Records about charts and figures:
•••••

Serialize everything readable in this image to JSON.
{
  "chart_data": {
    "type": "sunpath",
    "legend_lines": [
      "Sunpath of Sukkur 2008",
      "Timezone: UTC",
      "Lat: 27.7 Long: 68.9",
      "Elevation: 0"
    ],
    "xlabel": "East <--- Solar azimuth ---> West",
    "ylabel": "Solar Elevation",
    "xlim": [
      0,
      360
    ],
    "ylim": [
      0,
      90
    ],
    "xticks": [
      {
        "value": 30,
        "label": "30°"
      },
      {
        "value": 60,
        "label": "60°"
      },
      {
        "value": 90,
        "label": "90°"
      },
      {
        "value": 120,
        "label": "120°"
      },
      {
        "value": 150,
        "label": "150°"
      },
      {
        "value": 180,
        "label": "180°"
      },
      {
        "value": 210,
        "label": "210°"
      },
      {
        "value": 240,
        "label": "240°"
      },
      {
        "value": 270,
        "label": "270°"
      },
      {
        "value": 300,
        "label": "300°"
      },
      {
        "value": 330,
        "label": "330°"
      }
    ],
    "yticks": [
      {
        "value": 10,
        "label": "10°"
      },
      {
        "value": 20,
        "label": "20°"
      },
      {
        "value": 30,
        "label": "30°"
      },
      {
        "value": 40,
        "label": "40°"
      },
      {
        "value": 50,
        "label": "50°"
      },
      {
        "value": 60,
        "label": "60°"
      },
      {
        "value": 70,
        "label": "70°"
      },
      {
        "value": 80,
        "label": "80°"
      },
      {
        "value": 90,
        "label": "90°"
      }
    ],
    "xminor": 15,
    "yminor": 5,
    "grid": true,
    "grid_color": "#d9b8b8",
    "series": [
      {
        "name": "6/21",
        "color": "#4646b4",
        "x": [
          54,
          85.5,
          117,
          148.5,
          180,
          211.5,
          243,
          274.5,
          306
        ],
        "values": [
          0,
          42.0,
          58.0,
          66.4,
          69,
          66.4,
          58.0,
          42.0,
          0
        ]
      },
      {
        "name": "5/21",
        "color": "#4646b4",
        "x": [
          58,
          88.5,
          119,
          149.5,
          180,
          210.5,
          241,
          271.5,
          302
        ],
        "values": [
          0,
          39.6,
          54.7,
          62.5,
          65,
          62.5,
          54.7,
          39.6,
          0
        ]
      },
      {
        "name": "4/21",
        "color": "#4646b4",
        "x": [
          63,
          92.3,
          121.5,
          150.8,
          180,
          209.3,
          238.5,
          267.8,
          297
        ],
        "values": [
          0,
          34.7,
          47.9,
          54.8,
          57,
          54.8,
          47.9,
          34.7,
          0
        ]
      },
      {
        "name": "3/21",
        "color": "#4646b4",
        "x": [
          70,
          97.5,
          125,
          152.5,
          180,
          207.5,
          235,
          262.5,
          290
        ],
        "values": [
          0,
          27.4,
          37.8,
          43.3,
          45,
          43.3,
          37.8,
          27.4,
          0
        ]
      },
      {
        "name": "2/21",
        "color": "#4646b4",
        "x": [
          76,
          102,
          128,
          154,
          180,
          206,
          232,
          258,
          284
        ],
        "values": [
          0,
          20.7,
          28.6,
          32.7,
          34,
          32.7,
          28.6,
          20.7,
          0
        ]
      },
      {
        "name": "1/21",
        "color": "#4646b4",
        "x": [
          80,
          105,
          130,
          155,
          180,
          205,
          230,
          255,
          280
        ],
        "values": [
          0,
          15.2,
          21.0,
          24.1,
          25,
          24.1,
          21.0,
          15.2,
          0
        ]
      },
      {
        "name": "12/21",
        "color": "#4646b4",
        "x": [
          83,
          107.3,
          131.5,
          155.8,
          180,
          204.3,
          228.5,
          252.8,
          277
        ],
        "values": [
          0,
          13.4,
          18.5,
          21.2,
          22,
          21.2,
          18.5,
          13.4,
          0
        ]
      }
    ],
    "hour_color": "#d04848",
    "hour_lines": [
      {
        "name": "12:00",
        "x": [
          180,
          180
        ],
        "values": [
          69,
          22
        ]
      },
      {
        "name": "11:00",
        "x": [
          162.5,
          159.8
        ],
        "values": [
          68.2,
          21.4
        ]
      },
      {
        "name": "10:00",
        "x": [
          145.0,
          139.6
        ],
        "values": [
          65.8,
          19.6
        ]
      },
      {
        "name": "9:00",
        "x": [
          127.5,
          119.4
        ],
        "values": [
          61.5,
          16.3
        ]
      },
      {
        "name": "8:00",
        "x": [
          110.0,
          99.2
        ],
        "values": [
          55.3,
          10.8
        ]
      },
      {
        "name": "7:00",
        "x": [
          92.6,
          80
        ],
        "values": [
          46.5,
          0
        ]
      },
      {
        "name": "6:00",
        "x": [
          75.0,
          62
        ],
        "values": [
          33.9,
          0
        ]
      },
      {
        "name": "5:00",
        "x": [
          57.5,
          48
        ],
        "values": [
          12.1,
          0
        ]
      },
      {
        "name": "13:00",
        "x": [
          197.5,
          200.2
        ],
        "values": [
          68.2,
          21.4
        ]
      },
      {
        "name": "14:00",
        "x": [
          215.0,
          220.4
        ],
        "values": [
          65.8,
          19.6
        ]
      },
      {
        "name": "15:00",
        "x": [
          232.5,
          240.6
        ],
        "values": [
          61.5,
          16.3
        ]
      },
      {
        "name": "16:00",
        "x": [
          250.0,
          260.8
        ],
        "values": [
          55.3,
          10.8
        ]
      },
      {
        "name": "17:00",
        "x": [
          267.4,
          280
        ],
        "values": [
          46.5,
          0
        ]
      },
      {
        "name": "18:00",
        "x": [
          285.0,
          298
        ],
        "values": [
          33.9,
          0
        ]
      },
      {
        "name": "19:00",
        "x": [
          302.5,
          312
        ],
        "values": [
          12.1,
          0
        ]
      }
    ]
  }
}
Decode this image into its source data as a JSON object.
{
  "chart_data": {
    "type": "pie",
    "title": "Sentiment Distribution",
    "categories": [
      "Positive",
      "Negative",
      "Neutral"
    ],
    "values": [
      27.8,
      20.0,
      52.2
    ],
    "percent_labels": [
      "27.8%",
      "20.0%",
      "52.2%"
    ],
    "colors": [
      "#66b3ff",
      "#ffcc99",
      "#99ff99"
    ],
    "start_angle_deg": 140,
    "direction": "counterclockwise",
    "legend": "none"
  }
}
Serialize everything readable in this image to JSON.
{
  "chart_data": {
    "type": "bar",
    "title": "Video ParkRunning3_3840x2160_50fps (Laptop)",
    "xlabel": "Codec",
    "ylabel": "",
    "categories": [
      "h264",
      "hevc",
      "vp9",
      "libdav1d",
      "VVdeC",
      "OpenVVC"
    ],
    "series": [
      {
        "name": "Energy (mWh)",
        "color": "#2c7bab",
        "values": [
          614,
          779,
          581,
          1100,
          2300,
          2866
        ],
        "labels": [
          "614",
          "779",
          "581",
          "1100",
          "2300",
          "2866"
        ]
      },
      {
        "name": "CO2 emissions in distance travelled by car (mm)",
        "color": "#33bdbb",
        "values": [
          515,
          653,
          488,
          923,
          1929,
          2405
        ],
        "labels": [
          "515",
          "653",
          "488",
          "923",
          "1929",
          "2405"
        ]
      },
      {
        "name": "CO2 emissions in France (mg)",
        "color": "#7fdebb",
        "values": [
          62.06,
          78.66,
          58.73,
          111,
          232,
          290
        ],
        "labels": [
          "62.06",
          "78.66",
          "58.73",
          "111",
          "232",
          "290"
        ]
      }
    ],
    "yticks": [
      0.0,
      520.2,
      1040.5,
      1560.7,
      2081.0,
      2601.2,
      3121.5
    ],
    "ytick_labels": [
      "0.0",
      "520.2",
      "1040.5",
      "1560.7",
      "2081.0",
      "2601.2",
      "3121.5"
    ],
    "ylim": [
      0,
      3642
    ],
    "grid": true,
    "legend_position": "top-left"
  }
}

•••••

◆ **Directions for this task**
Repeat the material in full, exactly as it stands.

◆ **Solution**
Serialize everything readable in this image to JSON.
{
  "chart_data": {
    "type": "sunpath",
    "legend_lines": [
      "Sunpath of Sukkur 2008",
      "Timezone: UTC",
      "Lat: 27.7 Long: 68.9",
      "Elevation: 0"
    ],
    "xlabel": "East <--- Solar azimuth ---> West",
    "ylabel": "Solar Elevation",
    "xlim": [
      0,
      360
    ],
    "ylim": [
      0,
      90
    ],
    "xticks": [
      {
        "value": 30,
        "label": "30°"
      },
      {
        "value": 60,
        "label": "60°"
      },
      {
        "value": 90,
        "label": "90°"
      },
      {
        "value": 120,
        "label": "120°"
      },
      {
        "value": 150,
        "label": "150°"
      },
      {
        "value": 180,
        "label": "180°"
      },
      {
        "value": 210,
        "label": "210°"
      },
      {
        "value": 240,
        "label": "240°"
      },
      {
        "value": 270,
        "label": "270°"
      },
      {
        "value": 300,
        "label": "300°"
      },
      {
        "value": 330,
        "label": "330°"
      }
    ],
    "yticks": [
      {
        "value": 10,
        "label": "10°"
      },
      {
        "value": 20,
        "label": "20°"
      },
      {
        "value": 30,
        "label": "30°"
      },
      {
        "value": 40,
        "label": "40°"
      },
      {
        "value": 50,
        "label": "50°"
      },
      {
        "value": 60,
        "label": "60°"
      },
      {
        "value": 70,
        "label": "70°"
      },
      {
        "value": 80,
        "label": "80°"
      },
      {
        "value": 90,
        "label": "90°"
      }
    ],
    "xminor": 15,
    "yminor": 5,
    "grid": true,
    "grid_color": "#d9b8b8",
    "series": [
      {
        "name": "6/21",
        "color": "#4646b4",
        "x": [
          54,
          85.5,
          117,
          148.5,
          180,
          211.5,
          243,
          274.5,
          306
        ],
        "values": [
          0,
          42.0,
          58.0,
          66.4,
          69,
          66.4,
          58.0,
          42.0,
          0
        ]
      },
      {
        "name": "5/21",
        "color": "#4646b4",
        "x": [
          58,
          88.5,
          119,
          149.5,
          180,
          210.5,
          241,
          271.5,
          302
        ],
        "values": [
          0,
          39.6,
          54.7,
          62.5,
          65,
          62.5,
          54.7,
          39.6,
          0
        ]
      },
      {
        "name": "4/21",
        "color": "#4646b4",
        "x": [
          63,
          92.3,
          121.5,
          150.8,
          180,
          209.3,
          238.5,
          267.8,
          297
        ],
        "values": [
          0,
          34.7,
          47.9,
          54.8,
          57,
          54.8,
          47.9,
          34.7,
          0
        ]
      },
      {
        "name": "3/21",
        "color": "#4646b4",
        "x": [
          70,
          97.5,
          125,
          152.5,
          180,
          207.5,
          235,
          262.5,
          290
        ],
        "values": [
          0,
          27.4,
          37.8,
          43.3,
          45,
          43.3,
          37.8,
          27.4,
          0
        ]
      },
      {
        "name": "2/21",
        "color": "#4646b4",
        "x": [
          76,
          102,
          128,
          154,
          180,
          206,
          232,
          258,
          284
        ],
        "values": [
          0,
          20.7,
          28.6,
          32.7,
          34,
          32.7,
          28.6,
          20.7,
          0
        ]
      },
      {
        "name": "1/21",
        "color": "#4646b4",
        "x": [
          80,
          105,
          130,
          155,
          180,
          205,
          230,
          255,
          280
        ],
        "values": [
          0,
          15.2,
          21.0,
          24.1,
          25,
          24.1,
          21.0,
          15.2,
          0
        ]
      },
      {
        "name": "12/21",
        "color": "#4646b4",
        "x": [
          83,
          107.3,
          131.5,
          155.8,
          180,
          204.3,
          228.5,
          252.8,
          277
        ],
        "values": [
          0,
          13.4,
          18.5,
          21.2,
          22,
          21.2,
          18.5,
          13.4,
          0
        ]
      }
    ],
    "hour_color": "#d04848",
    "hour_lines": [
      {
        "name": "12:00",
        "x": [
          180,
          180
        ],
        "values": [
          69,
          22
        ]
      },
      {
        "name": "11:00",
        "x": [
          162.5,
          159.8
        ],
        "values": [
          68.2,
          21.4
        ]
      },
      {
        "name": "10:00",
        "x": [
          145.0,
          139.6
        ],
        "values": [
          65.8,
          19.6
        ]
      },
      {
        "name": "9:00",
        "x": [
          127.5,
          119.4
        ],
        "values": [
          61.5,
          16.3
        ]
      },
      {
        "name": "8:00",
        "x": [
          110.0,
          99.2
        ],
        "values": [
          55.3,
          10.8
        ]
      },
      {
        "name": "7:00",
        "x": [
          92.6,
          80
        ],
        "values": [
          46.5,
          0
        ]
      },
      {
        "name": "6:00",
        "x": [
          75.0,
          62
        ],
        "values": [
          33.9,
          0
        ]
      },
      {
        "name": "5:00",
        "x": [
          57.5,
          48
        ],
        "values": [
          12.1,
          0
        ]
      },
      {
        "name": "13:00",
        "x": [
          197.5,
          200.2
        ],
        "values": [
          68.2,
          21.4
        ]
      },
      {
        "name": "14:00",
        "x": [
          215.0,
          220.4
        ],
        "values": [
          65.8,
          19.6
        ]
      },
      {
        "name": "15:00",
        "x": [
          232.5,
          240.6
        ],
        "values": [
          61.5,
          16.3
        ]
      },
      {
        "name": "16:00",
        "x": [
          250.0,
          260.8
        ],
        "values": [
          55.3,
          10.8
        ]
      },
      {
        "name": "17:00",
        "x": [
          267.4,
          280
        ],
        "values": [
          46.5,
          0
        ]
      },
      {
        "name": "18:00",
        "x": [
          285.0,
          298
        ],
        "values": [
          33.9,
          0
        ]
      },
      {
        "name": "19:00",
        "x": [
          302.5,
          312
        ],
        "values": [
          12.1,
          0
        ]
      }
    ]
  }
}
Decode this image into its source data as a JSON object.
{
  "chart_data": {
    "type": "pie",
    "title": "Sentiment Distribution",
    "categories": [
      "Positive",
      "Negative",
      "Neutral"
    ],
    "values": [
      27.8,
      20.0,
      52.2
    ],
    "percent_labels": [
      "27.8%",
      "20.0%",
      "52.2%"
    ],
    "colors": [
      "#66b3ff",
      "#ffcc99",
      "#99ff99"
    ],
    "start_angle_deg": 140,
    "direction": "counterclockwise",
    "legend": "none"
  }
}
Serialize everything readable in this image to JSON.
{
  "chart_data": {
    "type": "bar",
    "title": "Video ParkRunning3_3840x2160_50fps (Laptop)",
    "xlabel": "Codec",
    "ylabel": "",
    "categories": [
      "h264",
      "hevc",
      "vp9",
      "libdav1d",
      "VVdeC",
      "OpenVVC"
    ],
    "series": [
      {
        "name": "Energy (mWh)",
        "color": "#2c7bab",
        "values": [
          614,
          779,
          581,
          1100,
          2300,
          2866
        ],
        "labels": [
          "614",
          "779",
          "581",
          "1100",
          "2300",
          "2866"
        ]
      },
      {
        "name": "CO2 emissions in distance travelled by car (mm)",
        "color": "#33bdbb",
        "values": [
          515,
          653,
          488,
          923,
          1929,
          2405
        ],
        "labels": [
          "515",
          "653",
          "488",
          "923",
          "1929",
          "2405"
        ]
      },
      {
        "name": "CO2 emissions in France (mg)",
        "color": "#7fdebb",
        "values": [
          62.06,
          78.66,
          58.73,
          111,
          232,
          290
        ],
        "labels": [
          "62.06",
          "78.66",
          "58.73",
          "111",
          "232",
          "290"
        ]
      }
    ],
    "yticks": [
      0.0,
      520.2,
      1040.5,
      1560.7,
      2081.0,
      2601.2,
      3121.5
    ],
    "ytick_labels": [
      "0.0",
      "520.2",
      "1040.5",
      "1560.7",
      "2081.0",
      "2601.2",
      "3121.5"
    ],
    "ylim": [
      0,
      3642
    ],
    "grid": true,
    "legend_position": "top-left"
  }
}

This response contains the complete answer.